Your answer is a single number: how many lines hold the word "Flow"?
--- BEGIN RECORDED DATA ---
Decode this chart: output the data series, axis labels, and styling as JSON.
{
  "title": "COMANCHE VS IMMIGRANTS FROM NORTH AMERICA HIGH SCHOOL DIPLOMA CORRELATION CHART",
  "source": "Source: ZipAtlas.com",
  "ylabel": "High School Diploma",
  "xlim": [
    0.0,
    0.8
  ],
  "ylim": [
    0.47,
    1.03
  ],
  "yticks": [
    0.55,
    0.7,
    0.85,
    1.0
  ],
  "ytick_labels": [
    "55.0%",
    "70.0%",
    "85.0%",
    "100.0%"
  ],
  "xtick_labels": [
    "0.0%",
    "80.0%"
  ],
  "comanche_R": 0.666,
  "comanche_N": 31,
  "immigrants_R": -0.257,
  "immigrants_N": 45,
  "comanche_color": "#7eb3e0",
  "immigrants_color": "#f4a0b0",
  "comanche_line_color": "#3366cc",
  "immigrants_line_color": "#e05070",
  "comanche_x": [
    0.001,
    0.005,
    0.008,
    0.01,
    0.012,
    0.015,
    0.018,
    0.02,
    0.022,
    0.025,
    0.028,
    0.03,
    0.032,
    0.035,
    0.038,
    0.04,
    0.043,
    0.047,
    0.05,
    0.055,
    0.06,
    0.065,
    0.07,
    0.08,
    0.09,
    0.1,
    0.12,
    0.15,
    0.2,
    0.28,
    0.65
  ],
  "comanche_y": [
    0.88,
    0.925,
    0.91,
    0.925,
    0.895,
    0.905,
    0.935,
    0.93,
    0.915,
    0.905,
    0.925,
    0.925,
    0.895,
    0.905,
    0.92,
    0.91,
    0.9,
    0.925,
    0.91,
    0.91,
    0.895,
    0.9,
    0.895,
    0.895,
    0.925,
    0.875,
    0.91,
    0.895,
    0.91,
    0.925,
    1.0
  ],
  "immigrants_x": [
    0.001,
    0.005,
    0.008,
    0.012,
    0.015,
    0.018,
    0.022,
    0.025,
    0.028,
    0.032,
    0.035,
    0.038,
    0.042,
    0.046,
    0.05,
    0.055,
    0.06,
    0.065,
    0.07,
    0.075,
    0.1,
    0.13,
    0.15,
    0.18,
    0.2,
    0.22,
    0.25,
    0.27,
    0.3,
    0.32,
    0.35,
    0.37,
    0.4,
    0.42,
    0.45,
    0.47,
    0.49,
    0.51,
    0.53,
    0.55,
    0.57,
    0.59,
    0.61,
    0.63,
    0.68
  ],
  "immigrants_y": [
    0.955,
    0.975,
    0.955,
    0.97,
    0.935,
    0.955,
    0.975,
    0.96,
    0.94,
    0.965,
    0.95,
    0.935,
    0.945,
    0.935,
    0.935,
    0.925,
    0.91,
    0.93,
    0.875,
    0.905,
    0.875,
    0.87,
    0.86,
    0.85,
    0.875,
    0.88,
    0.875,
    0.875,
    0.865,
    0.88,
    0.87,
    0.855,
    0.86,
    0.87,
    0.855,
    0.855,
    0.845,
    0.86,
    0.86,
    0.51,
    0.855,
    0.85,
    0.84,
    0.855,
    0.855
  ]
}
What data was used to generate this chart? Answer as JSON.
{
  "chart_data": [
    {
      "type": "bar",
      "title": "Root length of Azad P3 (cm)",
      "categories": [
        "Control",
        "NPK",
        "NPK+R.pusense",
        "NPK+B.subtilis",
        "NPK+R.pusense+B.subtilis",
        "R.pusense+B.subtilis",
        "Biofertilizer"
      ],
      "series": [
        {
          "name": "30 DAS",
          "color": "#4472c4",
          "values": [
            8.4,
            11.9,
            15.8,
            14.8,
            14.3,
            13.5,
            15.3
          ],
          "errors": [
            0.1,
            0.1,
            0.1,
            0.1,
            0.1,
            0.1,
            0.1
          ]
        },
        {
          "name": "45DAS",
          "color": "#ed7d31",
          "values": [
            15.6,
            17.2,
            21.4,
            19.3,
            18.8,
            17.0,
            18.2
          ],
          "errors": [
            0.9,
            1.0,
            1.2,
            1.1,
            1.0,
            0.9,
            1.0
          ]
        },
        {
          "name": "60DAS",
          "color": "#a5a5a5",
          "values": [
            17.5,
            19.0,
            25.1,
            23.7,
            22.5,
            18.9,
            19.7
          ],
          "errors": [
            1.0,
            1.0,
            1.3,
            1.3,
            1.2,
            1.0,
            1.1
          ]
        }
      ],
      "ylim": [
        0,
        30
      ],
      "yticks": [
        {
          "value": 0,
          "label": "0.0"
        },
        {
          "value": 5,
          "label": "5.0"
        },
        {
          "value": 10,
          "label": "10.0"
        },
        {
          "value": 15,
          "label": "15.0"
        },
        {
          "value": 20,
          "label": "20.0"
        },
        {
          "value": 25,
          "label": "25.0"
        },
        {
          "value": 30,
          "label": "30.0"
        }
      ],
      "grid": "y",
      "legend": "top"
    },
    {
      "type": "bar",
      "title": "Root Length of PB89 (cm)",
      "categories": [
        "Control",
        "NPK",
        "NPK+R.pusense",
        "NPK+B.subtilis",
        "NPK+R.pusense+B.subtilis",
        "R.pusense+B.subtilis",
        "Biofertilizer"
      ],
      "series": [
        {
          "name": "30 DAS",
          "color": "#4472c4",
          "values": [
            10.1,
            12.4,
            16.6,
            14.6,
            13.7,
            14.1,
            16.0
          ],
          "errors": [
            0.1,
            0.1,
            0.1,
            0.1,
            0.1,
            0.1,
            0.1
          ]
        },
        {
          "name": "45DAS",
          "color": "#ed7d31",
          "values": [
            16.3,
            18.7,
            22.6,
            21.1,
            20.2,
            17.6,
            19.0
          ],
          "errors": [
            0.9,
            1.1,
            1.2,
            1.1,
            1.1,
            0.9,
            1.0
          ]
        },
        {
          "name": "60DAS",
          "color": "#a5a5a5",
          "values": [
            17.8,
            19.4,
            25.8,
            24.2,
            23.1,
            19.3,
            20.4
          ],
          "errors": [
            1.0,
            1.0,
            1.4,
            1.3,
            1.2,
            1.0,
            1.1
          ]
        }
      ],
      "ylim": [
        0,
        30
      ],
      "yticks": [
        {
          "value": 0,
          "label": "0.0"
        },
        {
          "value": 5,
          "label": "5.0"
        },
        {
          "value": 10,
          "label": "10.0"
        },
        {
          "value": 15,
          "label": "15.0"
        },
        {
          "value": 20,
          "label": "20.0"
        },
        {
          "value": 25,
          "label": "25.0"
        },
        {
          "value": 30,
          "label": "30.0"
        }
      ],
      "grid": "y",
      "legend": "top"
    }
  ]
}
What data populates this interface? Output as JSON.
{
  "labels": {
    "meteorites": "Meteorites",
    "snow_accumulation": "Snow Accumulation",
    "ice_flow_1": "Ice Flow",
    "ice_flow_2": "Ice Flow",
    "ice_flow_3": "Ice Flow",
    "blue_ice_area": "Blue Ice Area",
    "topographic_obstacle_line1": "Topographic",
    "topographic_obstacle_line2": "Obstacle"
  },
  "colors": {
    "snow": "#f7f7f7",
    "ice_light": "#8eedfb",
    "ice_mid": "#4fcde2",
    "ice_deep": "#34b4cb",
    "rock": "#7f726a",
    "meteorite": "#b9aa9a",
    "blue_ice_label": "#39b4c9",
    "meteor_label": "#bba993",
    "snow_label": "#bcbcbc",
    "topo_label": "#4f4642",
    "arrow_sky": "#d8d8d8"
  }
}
--- END RECORDED DATA ---
### SOLUTION TO THIS TASK
3